- _Work to complete_:
Provide the number of lines below containing the word "övriga", without any other words.

Transcript data for document pages
^^^^^^^^

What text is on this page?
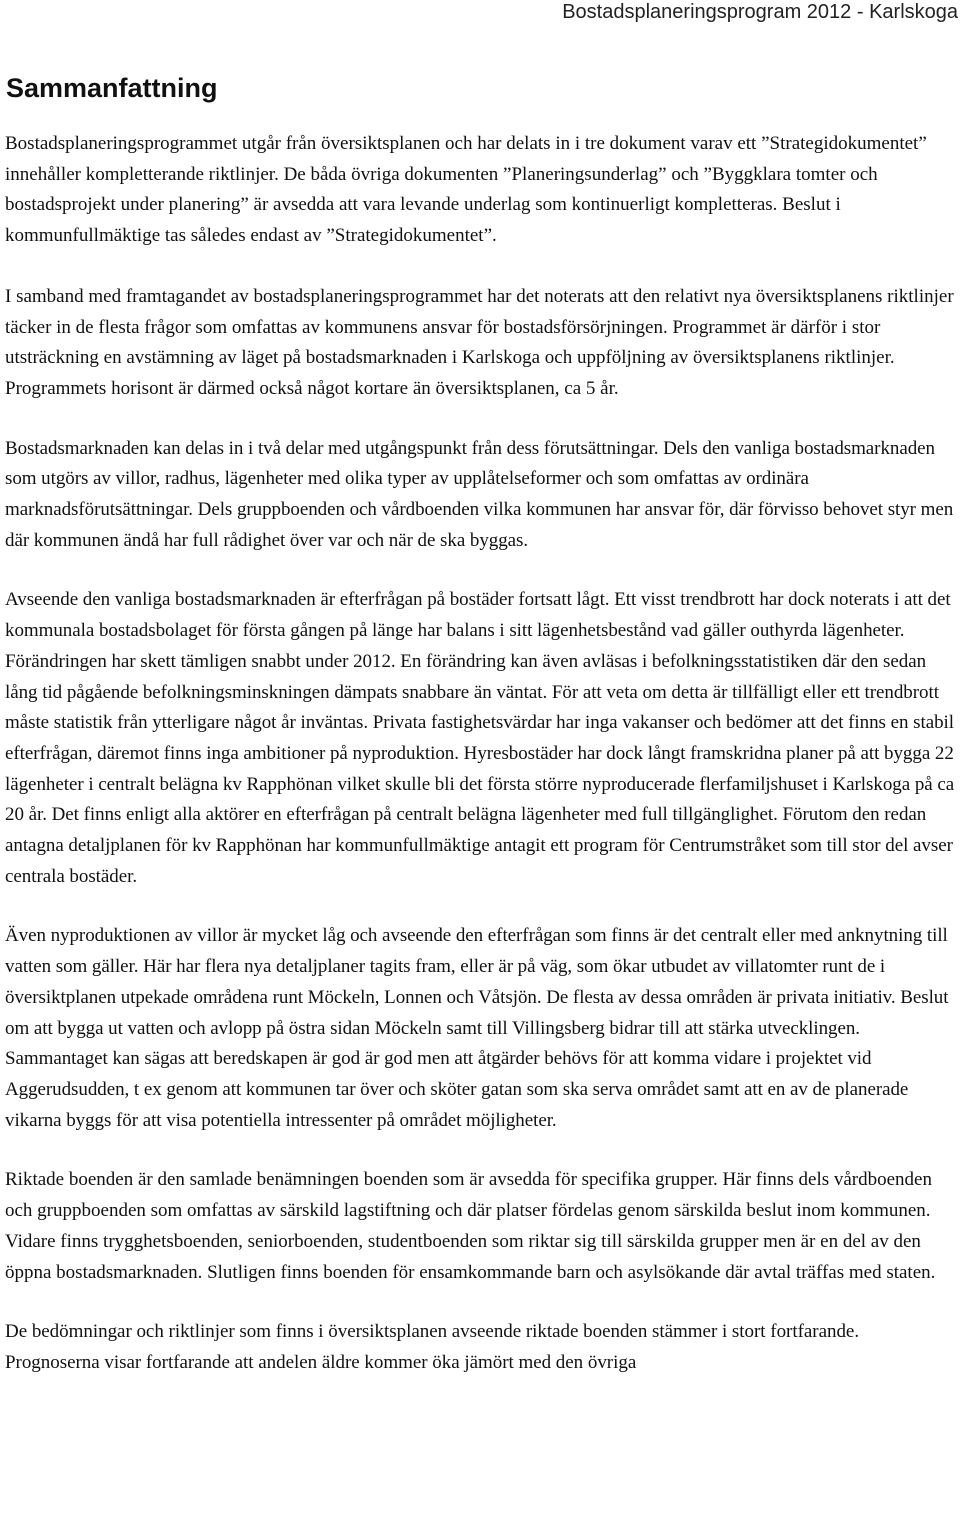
Bostadsplaneringsprogram 2012 - Karlskoga
Sammanfattning

Bostadsplaneringsprogrammet utgår från översiktsplanen och har delats in i tre dokument varav ett ”Strategidokumentet” innehåller kompletterande riktlinjer. De båda övriga dokumenten ”Planeringsunderlag” och ”Byggklara tomter och bostadsprojekt under planering” är avsedda att vara levande underlag som kontinuerligt kompletteras. Beslut i kommunfullmäktige tas således endast av ”Strategidokumentet”.

I samband med framtagandet av bostadsplaneringsprogrammet har det noterats att den relativt nya översiktsplanens riktlinjer täcker in de flesta frågor som omfattas av kommunens ansvar för bostadsförsörjningen. Programmet är därför i stor utsträckning en avstämning av läget på bostadsmarknaden i Karlskoga och uppföljning av översiktsplanens riktlinjer. Programmets horisont är därmed också något kortare än översiktsplanen, ca 5 år.

Bostadsmarknaden kan delas in i två delar med utgångspunkt från dess förutsättningar. Dels den vanliga bostadsmarknaden som utgörs av villor, radhus, lägenheter med olika typer av upplåtelseformer och som omfattas av ordinära marknadsförutsättningar. Dels gruppboenden och vårdboenden vilka kommunen har ansvar för, där förvisso behovet styr men där kommunen ändå har full rådighet över var och när de ska byggas.

Avseende den vanliga bostadsmarknaden är efterfrågan på bostäder fortsatt lågt. Ett visst trendbrott har dock noterats i att det kommunala bostadsbolaget för första gången på länge har balans i sitt lägenhetsbestånd vad gäller outhyrda lägenheter. Förändringen har skett tämligen snabbt under 2012. En förändring kan även avläsas i befolkningsstatistiken där den sedan lång tid pågående befolkningsminskningen dämpats snabbare än väntat. För att veta om detta är tillfälligt eller ett trendbrott måste statistik från ytterligare något år inväntas. Privata fastighetsvärdar har inga vakanser och bedömer att det finns en stabil efterfrågan, däremot finns inga ambitioner på nyproduktion. Hyresbostäder har dock långt framskridna planer på att bygga 22 lägenheter i centralt belägna kv Rapphönan vilket skulle bli det första större nyproducerade flerfamiljshuset i Karlskoga på ca 20 år. Det finns enligt alla aktörer en efterfrågan på centralt belägna lägenheter med full tillgänglighet. Förutom den redan antagna detaljplanen för kv Rapphönan har kommunfullmäktige antagit ett program för Centrumstråket som till stor del avser centrala bostäder.

Även nyproduktionen av villor är mycket låg och avseende den efterfrågan som finns är det centralt eller med anknytning till vatten som gäller. Här har flera nya detaljplaner tagits fram, eller är på väg, som ökar utbudet av villatomter runt de i översiktplanen utpekade områdena runt Möckeln, Lonnen och Våtsjön. De flesta av dessa områden är privata initiativ. Beslut om att bygga ut vatten och avlopp på östra sidan Möckeln samt till Villingsberg bidrar till att stärka utvecklingen. Sammantaget kan sägas att beredskapen är god är god men att åtgärder behövs för att komma vidare i projektet vid Aggerudsudden, t ex genom att kommunen tar över och sköter gatan som ska serva området samt att en av de planerade vikarna byggs för att visa potentiella intressenter på området möjligheter.

Riktade boenden är den samlade benämningen boenden som är avsedda för specifika grupper. Här finns dels vårdboenden och gruppboenden som omfattas av särskild lagstiftning och där platser fördelas genom särskilda beslut inom kommunen. Vidare finns trygghetsboenden, seniorboenden, studentboenden som riktar sig till särskilda grupper men är en del av den öppna bostadsmarknaden. Slutligen finns boenden för ensamkommande barn och asylsökande där avtal träffas med staten.

De bedömningar och riktlinjer som finns i översiktsplanen avseende riktade boenden stämmer i stort fortfarande. Prognoserna visar fortfarande att andelen äldre kommer öka jämört med den övriga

^^^^^^^^

- _Exercise answer_:
2